:: DATASET EXTRACT ::

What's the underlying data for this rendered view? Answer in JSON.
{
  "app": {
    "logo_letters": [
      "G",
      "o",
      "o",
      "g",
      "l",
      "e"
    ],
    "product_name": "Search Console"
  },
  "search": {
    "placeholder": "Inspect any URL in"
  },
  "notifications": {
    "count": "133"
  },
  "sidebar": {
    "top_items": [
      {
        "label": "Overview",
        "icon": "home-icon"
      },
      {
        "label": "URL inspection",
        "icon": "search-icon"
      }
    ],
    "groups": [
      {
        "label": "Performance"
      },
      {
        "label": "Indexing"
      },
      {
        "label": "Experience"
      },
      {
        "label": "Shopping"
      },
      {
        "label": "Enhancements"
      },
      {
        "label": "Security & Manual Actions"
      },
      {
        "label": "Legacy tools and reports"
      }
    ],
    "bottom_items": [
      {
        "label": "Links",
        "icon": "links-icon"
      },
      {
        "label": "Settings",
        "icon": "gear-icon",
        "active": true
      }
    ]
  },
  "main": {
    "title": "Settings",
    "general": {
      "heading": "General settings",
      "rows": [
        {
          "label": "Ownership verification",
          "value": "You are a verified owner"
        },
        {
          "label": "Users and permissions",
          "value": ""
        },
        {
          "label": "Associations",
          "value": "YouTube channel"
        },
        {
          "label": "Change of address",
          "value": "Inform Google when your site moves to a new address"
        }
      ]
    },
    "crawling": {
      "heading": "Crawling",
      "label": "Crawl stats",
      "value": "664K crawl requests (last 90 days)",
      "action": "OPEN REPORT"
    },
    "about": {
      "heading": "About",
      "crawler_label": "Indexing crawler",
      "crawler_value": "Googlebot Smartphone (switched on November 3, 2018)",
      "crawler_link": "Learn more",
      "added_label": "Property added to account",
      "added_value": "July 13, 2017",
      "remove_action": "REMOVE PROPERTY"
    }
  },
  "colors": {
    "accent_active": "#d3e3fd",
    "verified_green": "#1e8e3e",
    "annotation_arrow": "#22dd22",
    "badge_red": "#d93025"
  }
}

:::

* EXERCISE DETAILS
Return the listing above word for word.

* ANSWER TO THIS EXERCISE
What's the underlying data for this rendered view? Answer in JSON.
{
  "app": {
    "logo_letters": [
      "G",
      "o",
      "o",
      "g",
      "l",
      "e"
    ],
    "product_name": "Search Console"
  },
  "search": {
    "placeholder": "Inspect any URL in"
  },
  "notifications": {
    "count": "133"
  },
  "sidebar": {
    "top_items": [
      {
        "label": "Overview",
        "icon": "home-icon"
      },
      {
        "label": "URL inspection",
        "icon": "search-icon"
      }
    ],
    "groups": [
      {
        "label": "Performance"
      },
      {
        "label": "Indexing"
      },
      {
        "label": "Experience"
      },
      {
        "label": "Shopping"
      },
      {
        "label": "Enhancements"
      },
      {
        "label": "Security & Manual Actions"
      },
      {
        "label": "Legacy tools and reports"
      }
    ],
    "bottom_items": [
      {
        "label": "Links",
        "icon": "links-icon"
      },
      {
        "label": "Settings",
        "icon": "gear-icon",
        "active": true
      }
    ]
  },
  "main": {
    "title": "Settings",
    "general": {
      "heading": "General settings",
      "rows": [
        {
          "label": "Ownership verification",
          "value": "You are a verified owner"
        },
        {
          "label": "Users and permissions",
          "value": ""
        },
        {
          "label": "Associations",
          "value": "YouTube channel"
        },
        {
          "label": "Change of address",
          "value": "Inform Google when your site moves to a new address"
        }
      ]
    },
    "crawling": {
      "heading": "Crawling",
      "label": "Crawl stats",
      "value": "664K crawl requests (last 90 days)",
      "action": "OPEN REPORT"
    },
    "about": {
      "heading": "About",
      "crawler_label": "Indexing crawler",
      "crawler_value": "Googlebot Smartphone (switched on November 3, 2018)",
      "crawler_link": "Learn more",
      "added_label": "Property added to account",
      "added_value": "July 13, 2017",
      "remove_action": "REMOVE PROPERTY"
    }
  },
  "colors": {
    "accent_active": "#d3e3fd",
    "verified_green": "#1e8e3e",
    "annotation_arrow": "#22dd22",
    "badge_red": "#d93025"
  }
}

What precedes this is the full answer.